Please give the data below again in full, exactly as it stands.

══ Given data

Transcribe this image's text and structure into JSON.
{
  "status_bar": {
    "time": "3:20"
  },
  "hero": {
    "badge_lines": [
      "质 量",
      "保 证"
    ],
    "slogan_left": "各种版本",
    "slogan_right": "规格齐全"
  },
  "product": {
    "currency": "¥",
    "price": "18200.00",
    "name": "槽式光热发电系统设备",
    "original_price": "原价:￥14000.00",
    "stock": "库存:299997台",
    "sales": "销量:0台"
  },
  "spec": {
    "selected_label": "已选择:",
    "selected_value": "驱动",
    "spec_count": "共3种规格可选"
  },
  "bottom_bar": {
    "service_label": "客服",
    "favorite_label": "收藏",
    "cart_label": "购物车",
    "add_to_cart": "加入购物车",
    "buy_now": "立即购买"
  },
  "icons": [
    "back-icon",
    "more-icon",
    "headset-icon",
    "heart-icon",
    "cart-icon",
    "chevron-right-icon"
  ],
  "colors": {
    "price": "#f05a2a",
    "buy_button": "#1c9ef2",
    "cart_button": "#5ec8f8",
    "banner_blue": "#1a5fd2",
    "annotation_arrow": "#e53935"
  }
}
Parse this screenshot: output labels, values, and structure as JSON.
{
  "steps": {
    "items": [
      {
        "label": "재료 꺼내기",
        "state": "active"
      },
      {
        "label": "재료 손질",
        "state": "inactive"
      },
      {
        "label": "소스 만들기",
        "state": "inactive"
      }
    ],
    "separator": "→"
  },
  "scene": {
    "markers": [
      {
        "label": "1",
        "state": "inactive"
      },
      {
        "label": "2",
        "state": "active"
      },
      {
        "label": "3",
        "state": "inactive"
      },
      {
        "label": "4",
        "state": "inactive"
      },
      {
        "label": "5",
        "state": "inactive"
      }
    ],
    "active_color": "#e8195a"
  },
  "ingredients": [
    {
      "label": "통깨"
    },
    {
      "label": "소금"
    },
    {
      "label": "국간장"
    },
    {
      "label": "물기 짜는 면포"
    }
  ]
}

════

**The completed task:**
Transcribe this image's text and structure into JSON.
{
  "status_bar": {
    "time": "3:20"
  },
  "hero": {
    "badge_lines": [
      "质 量",
      "保 证"
    ],
    "slogan_left": "各种版本",
    "slogan_right": "规格齐全"
  },
  "product": {
    "currency": "¥",
    "price": "18200.00",
    "name": "槽式光热发电系统设备",
    "original_price": "原价:￥14000.00",
    "stock": "库存:299997台",
    "sales": "销量:0台"
  },
  "spec": {
    "selected_label": "已选择:",
    "selected_value": "驱动",
    "spec_count": "共3种规格可选"
  },
  "bottom_bar": {
    "service_label": "客服",
    "favorite_label": "收藏",
    "cart_label": "购物车",
    "add_to_cart": "加入购物车",
    "buy_now": "立即购买"
  },
  "icons": [
    "back-icon",
    "more-icon",
    "headset-icon",
    "heart-icon",
    "cart-icon",
    "chevron-right-icon"
  ],
  "colors": {
    "price": "#f05a2a",
    "buy_button": "#1c9ef2",
    "cart_button": "#5ec8f8",
    "banner_blue": "#1a5fd2",
    "annotation_arrow": "#e53935"
  }
}
Parse this screenshot: output labels, values, and structure as JSON.
{
  "steps": {
    "items": [
      {
        "label": "재료 꺼내기",
        "state": "active"
      },
      {
        "label": "재료 손질",
        "state": "inactive"
      },
      {
        "label": "소스 만들기",
        "state": "inactive"
      }
    ],
    "separator": "→"
  },
  "scene": {
    "markers": [
      {
        "label": "1",
        "state": "inactive"
      },
      {
        "label": "2",
        "state": "active"
      },
      {
        "label": "3",
        "state": "inactive"
      },
      {
        "label": "4",
        "state": "inactive"
      },
      {
        "label": "5",
        "state": "inactive"
      }
    ],
    "active_color": "#e8195a"
  },
  "ingredients": [
    {
      "label": "통깨"
    },
    {
      "label": "소금"
    },
    {
      "label": "국간장"
    },
    {
      "label": "물기 짜는 면포"
    }
  ]
}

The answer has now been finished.